═════ RECORDS FOR THIS EXERCISE ═════

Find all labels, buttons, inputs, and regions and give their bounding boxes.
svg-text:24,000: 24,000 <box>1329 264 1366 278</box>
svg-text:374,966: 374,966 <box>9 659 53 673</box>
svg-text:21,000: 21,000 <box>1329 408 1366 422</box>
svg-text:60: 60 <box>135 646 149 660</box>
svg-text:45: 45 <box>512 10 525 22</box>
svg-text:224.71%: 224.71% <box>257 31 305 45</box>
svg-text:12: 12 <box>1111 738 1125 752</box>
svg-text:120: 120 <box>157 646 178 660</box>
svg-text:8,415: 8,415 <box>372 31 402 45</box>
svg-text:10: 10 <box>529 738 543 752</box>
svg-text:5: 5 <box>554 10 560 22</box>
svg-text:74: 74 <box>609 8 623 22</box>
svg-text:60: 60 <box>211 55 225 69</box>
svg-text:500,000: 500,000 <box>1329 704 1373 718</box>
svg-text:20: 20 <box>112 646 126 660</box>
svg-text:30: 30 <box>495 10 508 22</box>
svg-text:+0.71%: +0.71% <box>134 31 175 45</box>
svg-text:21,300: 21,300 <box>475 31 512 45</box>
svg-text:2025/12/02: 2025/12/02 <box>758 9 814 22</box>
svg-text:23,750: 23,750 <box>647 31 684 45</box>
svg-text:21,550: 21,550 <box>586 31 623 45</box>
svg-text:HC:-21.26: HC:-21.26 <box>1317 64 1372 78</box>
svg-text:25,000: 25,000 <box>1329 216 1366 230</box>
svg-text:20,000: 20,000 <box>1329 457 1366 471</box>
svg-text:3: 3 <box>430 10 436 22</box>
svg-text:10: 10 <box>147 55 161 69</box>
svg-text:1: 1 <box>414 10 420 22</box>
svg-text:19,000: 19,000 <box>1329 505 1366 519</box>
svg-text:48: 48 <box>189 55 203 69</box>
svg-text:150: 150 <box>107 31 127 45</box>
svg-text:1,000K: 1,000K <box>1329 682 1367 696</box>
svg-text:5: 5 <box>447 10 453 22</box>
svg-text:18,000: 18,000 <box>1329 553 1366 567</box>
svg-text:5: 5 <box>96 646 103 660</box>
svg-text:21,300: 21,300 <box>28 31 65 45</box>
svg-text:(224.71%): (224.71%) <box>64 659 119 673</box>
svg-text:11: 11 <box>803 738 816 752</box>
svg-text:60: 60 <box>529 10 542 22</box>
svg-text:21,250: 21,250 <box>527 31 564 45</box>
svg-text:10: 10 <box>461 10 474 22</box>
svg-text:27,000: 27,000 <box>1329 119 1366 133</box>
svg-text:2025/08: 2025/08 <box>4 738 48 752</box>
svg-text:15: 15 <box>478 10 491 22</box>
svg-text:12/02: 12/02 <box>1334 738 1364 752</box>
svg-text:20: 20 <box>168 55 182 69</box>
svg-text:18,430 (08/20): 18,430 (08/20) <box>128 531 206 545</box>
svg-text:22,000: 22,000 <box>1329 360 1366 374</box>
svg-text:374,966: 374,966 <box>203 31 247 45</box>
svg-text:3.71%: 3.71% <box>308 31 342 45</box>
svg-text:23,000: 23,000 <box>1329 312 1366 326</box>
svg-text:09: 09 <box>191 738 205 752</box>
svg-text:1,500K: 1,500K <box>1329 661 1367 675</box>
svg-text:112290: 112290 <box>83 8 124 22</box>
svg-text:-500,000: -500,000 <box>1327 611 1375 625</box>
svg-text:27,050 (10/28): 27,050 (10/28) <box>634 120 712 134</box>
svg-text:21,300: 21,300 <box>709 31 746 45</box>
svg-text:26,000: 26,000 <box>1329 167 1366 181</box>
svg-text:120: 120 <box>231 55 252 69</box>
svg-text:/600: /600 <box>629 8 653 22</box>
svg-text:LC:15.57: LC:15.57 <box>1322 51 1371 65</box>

═════

Rewrite the entries above with every "svg-text" renamed to "chart-label", leaving all else unchanged.

Find all labels, buttons, inputs, and regions and give their bounding boxes.
chart-label:24,000: 24,000 <box>1329 264 1366 278</box>
chart-label:374,966: 374,966 <box>9 659 53 673</box>
chart-label:21,000: 21,000 <box>1329 408 1366 422</box>
chart-label:60: 60 <box>135 646 149 660</box>
chart-label:45: 45 <box>512 10 525 22</box>
chart-label:224.71%: 224.71% <box>257 31 305 45</box>
chart-label:12: 12 <box>1111 738 1125 752</box>
chart-label:120: 120 <box>157 646 178 660</box>
chart-label:8,415: 8,415 <box>372 31 402 45</box>
chart-label:10: 10 <box>529 738 543 752</box>
chart-label:5: 5 <box>554 10 560 22</box>
chart-label:74: 74 <box>609 8 623 22</box>
chart-label:60: 60 <box>211 55 225 69</box>
chart-label:500,000: 500,000 <box>1329 704 1373 718</box>
chart-label:20: 20 <box>112 646 126 660</box>
chart-label:30: 30 <box>495 10 508 22</box>
chart-label:+0.71%: +0.71% <box>134 31 175 45</box>
chart-label:21,300: 21,300 <box>475 31 512 45</box>
chart-label:2025/12/02: 2025/12/02 <box>758 9 814 22</box>
chart-label:23,750: 23,750 <box>647 31 684 45</box>
chart-label:21,550: 21,550 <box>586 31 623 45</box>
chart-label:HC:-21.26: HC:-21.26 <box>1317 64 1372 78</box>
chart-label:25,000: 25,000 <box>1329 216 1366 230</box>
chart-label:20,000: 20,000 <box>1329 457 1366 471</box>
chart-label:3: 3 <box>430 10 436 22</box>
chart-label:10: 10 <box>147 55 161 69</box>
chart-label:1: 1 <box>414 10 420 22</box>
chart-label:19,000: 19,000 <box>1329 505 1366 519</box>
chart-label:48: 48 <box>189 55 203 69</box>
chart-label:150: 150 <box>107 31 127 45</box>
chart-label:1,000K: 1,000K <box>1329 682 1367 696</box>
chart-label:5: 5 <box>447 10 453 22</box>
chart-label:18,000: 18,000 <box>1329 553 1366 567</box>
chart-label:5: 5 <box>96 646 103 660</box>
chart-label:21,300: 21,300 <box>28 31 65 45</box>
chart-label:(224.71%): (224.71%) <box>64 659 119 673</box>
chart-label:11: 11 <box>803 738 816 752</box>
chart-label:60: 60 <box>529 10 542 22</box>
chart-label:21,250: 21,250 <box>527 31 564 45</box>
chart-label:10: 10 <box>461 10 474 22</box>
chart-label:27,000: 27,000 <box>1329 119 1366 133</box>
chart-label:2025/08: 2025/08 <box>4 738 48 752</box>
chart-label:15: 15 <box>478 10 491 22</box>
chart-label:12/02: 12/02 <box>1334 738 1364 752</box>
chart-label:20: 20 <box>168 55 182 69</box>
chart-label:18,430 (08/20): 18,430 (08/20) <box>128 531 206 545</box>
chart-label:22,000: 22,000 <box>1329 360 1366 374</box>
chart-label:374,966: 374,966 <box>203 31 247 45</box>
chart-label:3.71%: 3.71% <box>308 31 342 45</box>
chart-label:23,000: 23,000 <box>1329 312 1366 326</box>
chart-label:09: 09 <box>191 738 205 752</box>
chart-label:1,500K: 1,500K <box>1329 661 1367 675</box>
chart-label:112290: 112290 <box>83 8 124 22</box>
chart-label:-500,000: -500,000 <box>1327 611 1375 625</box>
chart-label:27,050 (10/28): 27,050 (10/28) <box>634 120 712 134</box>
chart-label:21,300: 21,300 <box>709 31 746 45</box>
chart-label:26,000: 26,000 <box>1329 167 1366 181</box>
chart-label:120: 120 <box>231 55 252 69</box>
chart-label:/600: /600 <box>629 8 653 22</box>
chart-label:LC:15.57: LC:15.57 <box>1322 51 1371 65</box>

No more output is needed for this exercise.